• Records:

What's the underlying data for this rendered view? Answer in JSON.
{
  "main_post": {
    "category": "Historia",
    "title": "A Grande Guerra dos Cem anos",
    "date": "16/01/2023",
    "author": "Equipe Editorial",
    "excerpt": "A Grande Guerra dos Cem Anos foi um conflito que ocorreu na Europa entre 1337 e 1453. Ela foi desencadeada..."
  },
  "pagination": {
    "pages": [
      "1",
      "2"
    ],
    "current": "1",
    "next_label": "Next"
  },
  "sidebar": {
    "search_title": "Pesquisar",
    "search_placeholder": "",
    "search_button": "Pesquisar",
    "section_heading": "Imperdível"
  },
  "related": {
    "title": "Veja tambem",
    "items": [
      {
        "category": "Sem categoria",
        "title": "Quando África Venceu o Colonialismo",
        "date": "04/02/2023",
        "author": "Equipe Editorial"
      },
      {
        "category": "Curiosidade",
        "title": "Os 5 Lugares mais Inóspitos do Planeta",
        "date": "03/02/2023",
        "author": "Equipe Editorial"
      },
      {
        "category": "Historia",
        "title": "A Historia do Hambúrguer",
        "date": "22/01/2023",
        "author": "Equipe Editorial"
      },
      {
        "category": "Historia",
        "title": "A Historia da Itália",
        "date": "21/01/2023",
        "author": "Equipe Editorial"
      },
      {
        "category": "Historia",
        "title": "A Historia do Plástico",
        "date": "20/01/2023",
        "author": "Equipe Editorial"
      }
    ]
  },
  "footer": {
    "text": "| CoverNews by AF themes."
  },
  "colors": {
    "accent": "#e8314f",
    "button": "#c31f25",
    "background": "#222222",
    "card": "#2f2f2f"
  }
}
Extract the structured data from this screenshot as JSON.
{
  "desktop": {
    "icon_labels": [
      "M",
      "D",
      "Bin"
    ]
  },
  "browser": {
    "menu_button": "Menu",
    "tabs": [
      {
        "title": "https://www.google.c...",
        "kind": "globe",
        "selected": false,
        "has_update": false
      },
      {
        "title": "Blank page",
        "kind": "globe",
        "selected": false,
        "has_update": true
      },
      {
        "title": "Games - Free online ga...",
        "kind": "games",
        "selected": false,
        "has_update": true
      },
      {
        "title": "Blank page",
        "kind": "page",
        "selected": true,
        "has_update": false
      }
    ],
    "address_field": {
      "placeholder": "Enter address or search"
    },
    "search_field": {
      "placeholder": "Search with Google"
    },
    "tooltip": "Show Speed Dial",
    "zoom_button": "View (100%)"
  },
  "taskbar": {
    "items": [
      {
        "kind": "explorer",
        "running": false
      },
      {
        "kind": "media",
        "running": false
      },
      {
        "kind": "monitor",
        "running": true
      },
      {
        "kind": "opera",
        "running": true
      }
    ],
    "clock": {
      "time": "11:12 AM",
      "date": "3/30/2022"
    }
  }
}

• DO THIS:
Write out, word for word, the line containing "Extract the structured" and every line after it to the end of the data above.

• TASK ANSWER:
Extract the structured data from this screenshot as JSON.
{
  "desktop": {
    "icon_labels": [
      "M",
      "D",
      "Bin"
    ]
  },
  "browser": {
    "menu_button": "Menu",
    "tabs": [
      {
        "title": "https://www.google.c...",
        "kind": "globe",
        "selected": false,
        "has_update": false
      },
      {
        "title": "Blank page",
        "kind": "globe",
        "selected": false,
        "has_update": true
      },
      {
        "title": "Games - Free online ga...",
        "kind": "games",
        "selected": false,
        "has_update": true
      },
      {
        "title": "Blank page",
        "kind": "page",
        "selected": true,
        "has_update": false
      }
    ],
    "address_field": {
      "placeholder": "Enter address or search"
    },
    "search_field": {
      "placeholder": "Search with Google"
    },
    "tooltip": "Show Speed Dial",
    "zoom_button": "View (100%)"
  },
  "taskbar": {
    "items": [
      {
        "kind": "explorer",
        "running": false
      },
      {
        "kind": "media",
        "running": false
      },
      {
        "kind": "monitor",
        "running": true
      },
      {
        "kind": "opera",
        "running": true
      }
    ],
    "clock": {
      "time": "11:12 AM",
      "date": "3/30/2022"
    }
  }
}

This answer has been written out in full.